**Instructions for the task:**
Give the listing again character for character, but drop the images.

============================================================

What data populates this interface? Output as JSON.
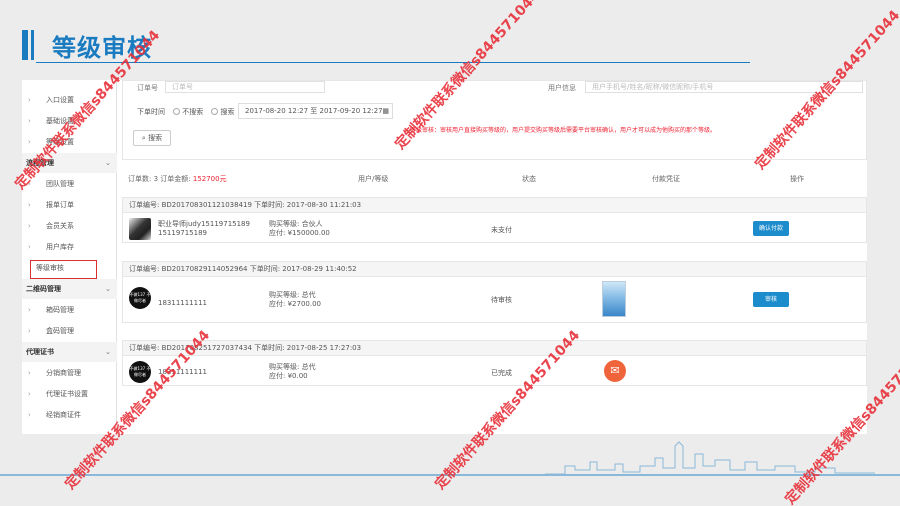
{
  "slide": {
    "title": "等级审核"
  },
  "sidebar": {
    "items": [
      {
        "label": "入口设置",
        "type": "item"
      },
      {
        "label": "基础设置",
        "type": "item"
      },
      {
        "label": "等级设置",
        "type": "item"
      },
      {
        "label": "流程管理",
        "type": "section"
      },
      {
        "label": "团队管理",
        "type": "item"
      },
      {
        "label": "报单订单",
        "type": "item"
      },
      {
        "label": "会员关系",
        "type": "item"
      },
      {
        "label": "用户库存",
        "type": "item"
      },
      {
        "label": "等级审核",
        "type": "item",
        "active": true
      },
      {
        "label": "二维码管理",
        "type": "section"
      },
      {
        "label": "箱码管理",
        "type": "item"
      },
      {
        "label": "盒码管理",
        "type": "item"
      },
      {
        "label": "代理证书",
        "type": "section"
      },
      {
        "label": "分销商管理",
        "type": "item"
      },
      {
        "label": "代理证书设置",
        "type": "item"
      },
      {
        "label": "经销商证件",
        "type": "item"
      }
    ]
  },
  "filter": {
    "order_no_label": "订单号",
    "order_no_placeholder": "订单号",
    "user_info_label": "用户信息",
    "user_info_placeholder": "用户手机号/姓名/昵称/微信昵称/手机号",
    "order_time_label": "下单时间",
    "radio_no_search": "不搜索",
    "radio_search": "搜索",
    "date_range": "2017-08-20 12:27 至 2017-09-20 12:27",
    "search_button": "搜索",
    "note": "等级审核：审核用户直接购买等级的，用户提交购买等级后需要平台审核确认，用户才可以成为他购买的那个等级。"
  },
  "summary": {
    "prefix": "订单数: 3 订单金额:",
    "amount": "152700元",
    "col_user": "用户/等级",
    "col_status": "状态",
    "col_proof": "付款凭证",
    "col_action": "操作"
  },
  "orders": [
    {
      "header": "订单编号: BD20170830112103841​9 下单时间: 2017-08-30 11:21:03",
      "name": "职业导师judy15119715189",
      "phone": "15119715189",
      "level": "购买等级: 合伙人",
      "amount": "应付: ¥150000.00",
      "status": "未支付",
      "action": "确认付款"
    },
    {
      "header": "订单编号: BD20170829114052964 下单时间: 2017-08-29 11:40:52",
      "name": "",
      "phone": "18311111111",
      "level": "购买等级: 总代",
      "amount": "应付: ¥2700.00",
      "status": "待审核",
      "action": "审核"
    },
    {
      "header": "订单编号: BD20170825172703743​4 下单时间: 2017-08-25 17:27:03",
      "name": "",
      "phone": "18311111111",
      "level": "购买等级: 总代",
      "amount": "应付: ¥0.00",
      "status": "已完成",
      "action": ""
    }
  ],
  "avatar_text": "不做137\n不做尽者",
  "watermark": "定制软件联系微信s844571044",
  "colors": {
    "accent": "#1a7bc0",
    "button": "#1d8ccc",
    "warning": "#e23333"
  }
}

============================================================

**Task result:**
What data populates this interface? Output as JSON.
{
  "slide": {
    "title": "等级审核"
  },
  "sidebar": {
    "items": [
      {
        "label": "入口设置",
        "type": "item"
      },
      {
        "label": "基础设置",
        "type": "item"
      },
      {
        "label": "等级设置",
        "type": "item"
      },
      {
        "label": "流程管理",
        "type": "section"
      },
      {
        "label": "团队管理",
        "type": "item"
      },
      {
        "label": "报单订单",
        "type": "item"
      },
      {
        "label": "会员关系",
        "type": "item"
      },
      {
        "label": "用户库存",
        "type": "item"
      },
      {
        "label": "等级审核",
        "type": "item",
        "active": true
      },
      {
        "label": "二维码管理",
        "type": "section"
      },
      {
        "label": "箱码管理",
        "type": "item"
      },
      {
        "label": "盒码管理",
        "type": "item"
      },
      {
        "label": "代理证书",
        "type": "section"
      },
      {
        "label": "分销商管理",
        "type": "item"
      },
      {
        "label": "代理证书设置",
        "type": "item"
      },
      {
        "label": "经销商证件",
        "type": "item"
      }
    ]
  },
  "filter": {
    "order_no_label": "订单号",
    "order_no_placeholder": "订单号",
    "user_info_label": "用户信息",
    "user_info_placeholder": "用户手机号/姓名/昵称/微信昵称/手机号",
    "order_time_label": "下单时间",
    "radio_no_search": "不搜索",
    "radio_search": "搜索",
    "date_range": "2017-08-20 12:27 至 2017-09-20 12:27",
    "search_button": "搜索",
    "note": "等级审核：审核用户直接购买等级的，用户提交购买等级后需要平台审核确认，用户才可以成为他购买的那个等级。"
  },
  "summary": {
    "prefix": "订单数: 3 订单金额:",
    "amount": "152700元",
    "col_user": "用户/等级",
    "col_status": "状态",
    "col_proof": "付款凭证",
    "col_action": "操作"
  },
  "orders": [
    {
      "header": "订单编号: BD20170830112103841​9 下单时间: 2017-08-30 11:21:03",
      "name": "职业导师judy15119715189",
      "phone": "15119715189",
      "level": "购买等级: 合伙人",
      "amount": "应付: ¥150000.00",
      "status": "未支付",
      "action": "确认付款"
    },
    {
      "header": "订单编号: BD20170829114052964 下单时间: 2017-08-29 11:40:52",
      "name": "",
      "phone": "18311111111",
      "level": "购买等级: 总代",
      "amount": "应付: ¥2700.00",
      "status": "待审核",
      "action": "审核"
    },
    {
      "header": "订单编号: BD20170825172703743​4 下单时间: 2017-08-25 17:27:03",
      "name": "",
      "phone": "18311111111",
      "level": "购买等级: 总代",
      "amount": "应付: ¥0.00",
      "status": "已完成",
      "action": ""
    }
  ],
  "avatar_text": "不做137\n不做尽者",
  "watermark": "定制软件联系微信s844571044",
  "colors": {
    "accent": "#1a7bc0",
    "button": "#1d8ccc",
    "warning": "#e23333"
  }
}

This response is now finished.